■ **What needs to be done**
Look below and pull out each line with the word "Unit".

....

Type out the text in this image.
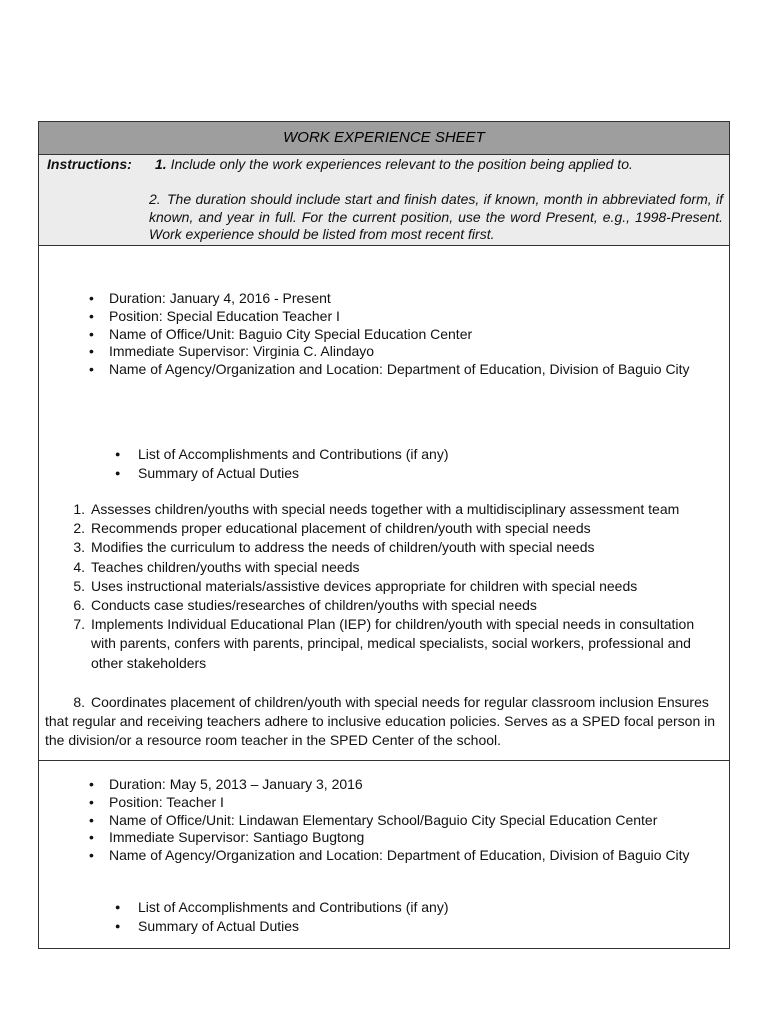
WORK EXPERIENCE SHEET
Instructions: 1. Include only the work experiences relevant to the position being applied to.
2. The duration should include start and finish dates, if known, month in abbreviated form, if known, and year in full. For the current position, use the word Present, e.g., 1998-Present. Work experience should be listed from most recent first.
• Duration: January 4, 2016 - Present
• Position: Special Education Teacher I
• Name of Office/Unit: Baguio City Special Education Center
• Immediate Supervisor: Virginia C. Alindayo
• Name of Agency/Organization and Location: Department of Education, Division of Baguio City
● List of Accomplishments and Contributions (if any)
● Summary of Actual Duties
1. Assesses children/youths with special needs together with a multidisciplinary assessment team
2. Recommends proper educational placement of children/youth with special needs
3. Modifies the curriculum to address the needs of children/youth with special needs
4. Teaches children/youths with special needs
5. Uses instructional materials/assistive devices appropriate for children with special needs
6. Conducts case studies/researches of children/youths with special needs
7. Implements Individual Educational Plan (IEP) for children/youth with special needs in consultation with parents, confers with parents, principal, medical specialists, social workers, professional and other stakeholders
8. Coordinates placement of children/youth with special needs for regular classroom inclusion Ensures that regular and receiving teachers adhere to inclusive education policies. Serves as a SPED focal person in the division/or a resource room teacher in the SPED Center of the school.
• Duration: May 5, 2013 – January 3, 2016
• Position: Teacher I
• Name of Office/Unit: Lindawan Elementary School/Baguio City Special Education Center
• Immediate Supervisor: Santiago Bugtong
• Name of Agency/Organization and Location: Department of Education, Division of Baguio City
● List of Accomplishments and Contributions (if any)
● Summary of Actual Duties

....

■ **Completed task**
• Name of Office/Unit: Baguio City Special Education Center
• Name of Office/Unit: Lindawan Elementary School/Baguio City Special Education Center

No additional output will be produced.